## WRITTEN TASK
Search the listing below for the word "Poganyvar" and copy each line that holds it.

## EXTRACTED INFORMATION
+ + + + + + +

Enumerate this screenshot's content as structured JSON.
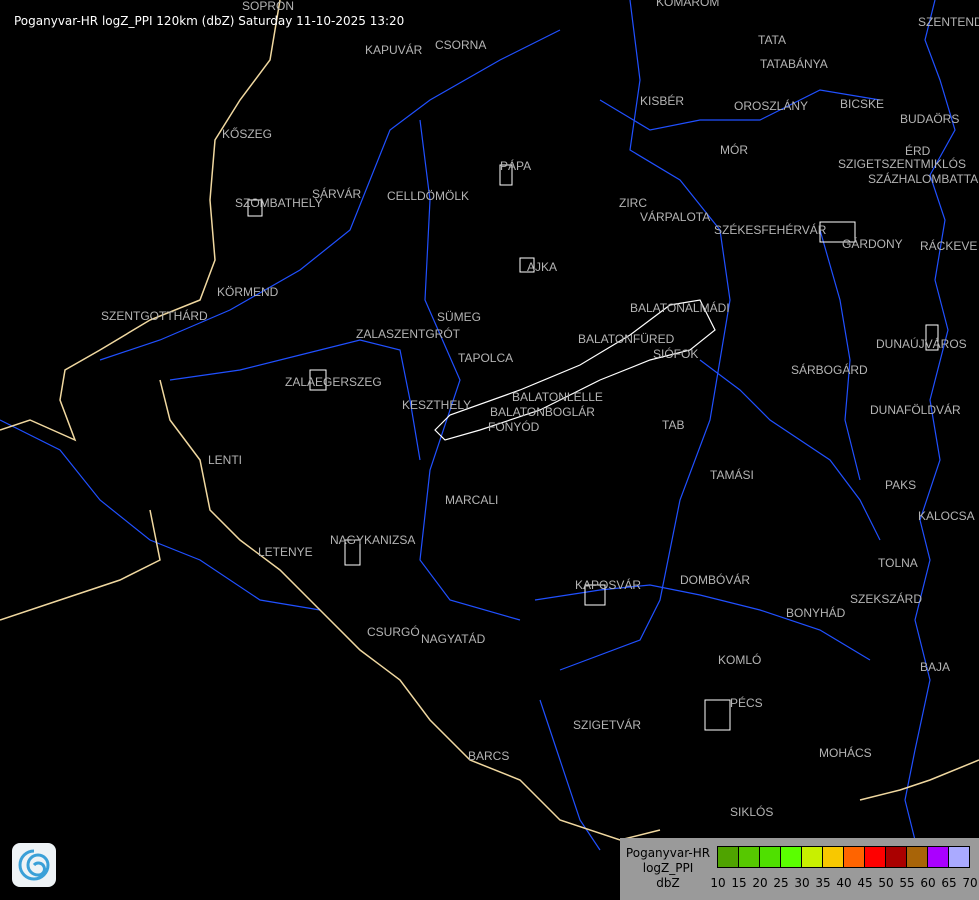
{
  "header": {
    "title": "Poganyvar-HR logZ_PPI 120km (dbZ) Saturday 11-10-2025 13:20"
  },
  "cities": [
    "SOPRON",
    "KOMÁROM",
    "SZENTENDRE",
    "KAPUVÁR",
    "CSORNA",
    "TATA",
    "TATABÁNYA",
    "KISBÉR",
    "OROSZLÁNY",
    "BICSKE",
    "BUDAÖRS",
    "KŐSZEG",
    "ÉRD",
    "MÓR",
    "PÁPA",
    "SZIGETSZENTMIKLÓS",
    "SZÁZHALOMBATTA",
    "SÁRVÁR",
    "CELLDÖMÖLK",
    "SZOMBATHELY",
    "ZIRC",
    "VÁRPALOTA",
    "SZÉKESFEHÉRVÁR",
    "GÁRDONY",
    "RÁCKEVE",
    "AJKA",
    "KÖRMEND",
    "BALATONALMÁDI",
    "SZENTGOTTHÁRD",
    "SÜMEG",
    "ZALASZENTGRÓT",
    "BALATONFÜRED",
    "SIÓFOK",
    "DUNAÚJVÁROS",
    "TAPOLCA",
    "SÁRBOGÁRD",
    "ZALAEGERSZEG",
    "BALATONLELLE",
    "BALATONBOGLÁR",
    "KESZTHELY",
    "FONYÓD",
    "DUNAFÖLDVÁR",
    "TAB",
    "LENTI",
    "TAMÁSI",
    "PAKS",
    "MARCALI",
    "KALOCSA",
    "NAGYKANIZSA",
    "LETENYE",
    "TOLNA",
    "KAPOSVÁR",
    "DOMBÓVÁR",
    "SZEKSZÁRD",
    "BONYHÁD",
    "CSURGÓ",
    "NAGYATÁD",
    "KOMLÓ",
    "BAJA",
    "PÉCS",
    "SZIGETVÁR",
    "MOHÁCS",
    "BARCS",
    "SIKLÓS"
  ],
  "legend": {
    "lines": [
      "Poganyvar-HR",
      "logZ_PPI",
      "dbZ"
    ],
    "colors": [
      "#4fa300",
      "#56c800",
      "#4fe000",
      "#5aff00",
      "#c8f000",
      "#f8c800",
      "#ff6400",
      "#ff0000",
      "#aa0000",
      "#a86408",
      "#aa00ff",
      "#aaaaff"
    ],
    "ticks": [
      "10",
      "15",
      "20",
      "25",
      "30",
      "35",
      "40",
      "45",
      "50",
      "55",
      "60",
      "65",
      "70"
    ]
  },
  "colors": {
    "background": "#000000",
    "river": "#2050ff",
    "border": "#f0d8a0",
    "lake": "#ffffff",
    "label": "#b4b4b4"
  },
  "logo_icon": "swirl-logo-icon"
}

+ + + + + + +

## FINISHED EXERCISE
    "title": "Poganyvar-HR logZ_PPI 120km (dbZ) Saturday 11-10-2025 13:20"
      "Poganyvar-HR",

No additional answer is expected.